**Exercise objective:** Present every line of the listing below as a Markdown table with the columns "Row" and "Line", omitting blank lines and leaving the pictures out.

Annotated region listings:

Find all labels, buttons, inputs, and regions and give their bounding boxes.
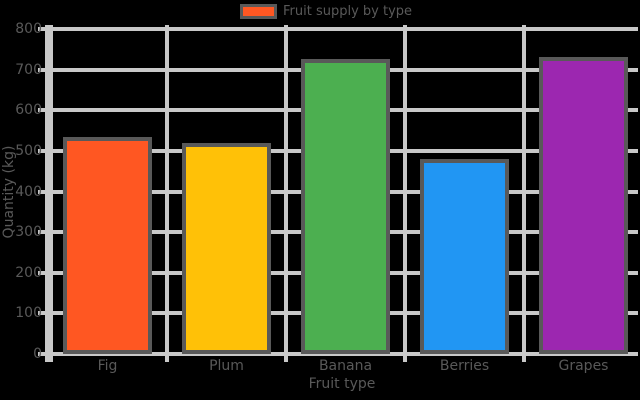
- legend: Fruit supply by type: [240, 4, 412, 19]
- bar-berries: [420, 159, 509, 354]
- x-gridline: [522, 25, 526, 362]
- x-tick-label: Berries: [439, 358, 490, 374]
- y-tick-label: 800: [15, 21, 42, 37]
- x-tick-label: Plum: [209, 358, 244, 374]
- x-gridline: [403, 25, 407, 362]
- y-tick-label: 400: [15, 183, 42, 200]
- x-gridline: [45, 25, 53, 362]
- bar-plum: [182, 142, 271, 354]
- y-tick-label: 600: [15, 102, 42, 119]
- bar-fig: [63, 136, 152, 354]
- x-tick-label: Grapes: [558, 358, 609, 374]
- y-tick-label: 700: [15, 61, 42, 78]
- y-gridline: [46, 27, 638, 31]
- x-gridline: [284, 25, 288, 362]
- y-tick-label: 0: [33, 346, 42, 362]
- y-tick-label: 500: [15, 142, 42, 159]
- bar-grapes: [539, 57, 628, 354]
- y-tick-label: 300: [15, 224, 42, 241]
- bar-banana: [301, 59, 390, 354]
- x-axis-title: Fruit type: [308, 376, 376, 392]
- y-gridline: [46, 352, 638, 356]
- y-tick-label: 100: [15, 305, 42, 322]
- y-axis-title: Quantity (kg): [1, 145, 17, 239]
- legend-swatch: [240, 4, 277, 19]
- y-tick-label: 200: [15, 264, 42, 281]
- x-tick-label: Banana: [318, 358, 373, 374]
- x-tick-label: Fig: [97, 358, 118, 374]
- x-gridline: [165, 25, 169, 362]
- legend-label: Fruit supply by type: [283, 4, 413, 19]
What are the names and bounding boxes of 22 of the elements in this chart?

**Output for this task:**
| Row | Line |
|---|---|
| 1 | Find all labels, buttons, inputs, and regions and give their bounding boxes. |
| 2 | - legend: Fruit supply by type: [240, 4, 412, 19] |
| 3 | - bar-berries: [420, 159, 509, 354] |
| 4 | - x-gridline: [522, 25, 526, 362] |
| 5 | - x-tick-label: Berries: [439, 358, 490, 374] |
| 6 | - y-tick-label: 800: [15, 21, 42, 37] |
| 7 | - x-tick-label: Plum: [209, 358, 244, 374] |
| 8 | - x-gridline: [403, 25, 407, 362] |
| 9 | - y-tick-label: 400: [15, 183, 42, 200] |
| 10 | - x-gridline: [45, 25, 53, 362] |
| 11 | - bar-plum: [182, 142, 271, 354] |
| 12 | - y-tick-label: 600: [15, 102, 42, 119] |
| 13 | - bar-fig: [63, 136, 152, 354] |
| 14 | - x-tick-label: Grapes: [558, 358, 609, 374] |
| 15 | - y-tick-label: 700: [15, 61, 42, 78] |
| 16 | - y-gridline: [46, 27, 638, 31] |
| 17 | - x-gridline: [284, 25, 288, 362] |
| 18 | - y-tick-label: 0: [33, 346, 42, 362] |
| 19 | - y-tick-label: 500: [15, 142, 42, 159] |
| 20 | - bar-grapes: [539, 57, 628, 354] |
| 21 | - y-tick-label: 300: [15, 224, 42, 241] |
| 22 | - bar-banana: [301, 59, 390, 354] |
| 23 | - x-axis-title: Fruit type: [308, 376, 376, 392] |
| 24 | - y-gridline: [46, 352, 638, 356] |
| 25 | - y-tick-label: 100: [15, 305, 42, 322] |
| 26 | - y-axis-title: Quantity (kg): [1, 145, 17, 239] |
| 27 | - legend-swatch: [240, 4, 277, 19] |
| 28 | - y-tick-label: 200: [15, 264, 42, 281] |
| 29 | - x-tick-label: Banana: [318, 358, 373, 374] |
| 30 | - x-tick-label: Fig: [97, 358, 118, 374] |
| 31 | - x-gridline: [165, 25, 169, 362] |
| 32 | - legend-label: Fruit supply by type: [283, 4, 413, 19] |
| 33 | What are the names and bounding boxes of 22 of the elements in this chart? |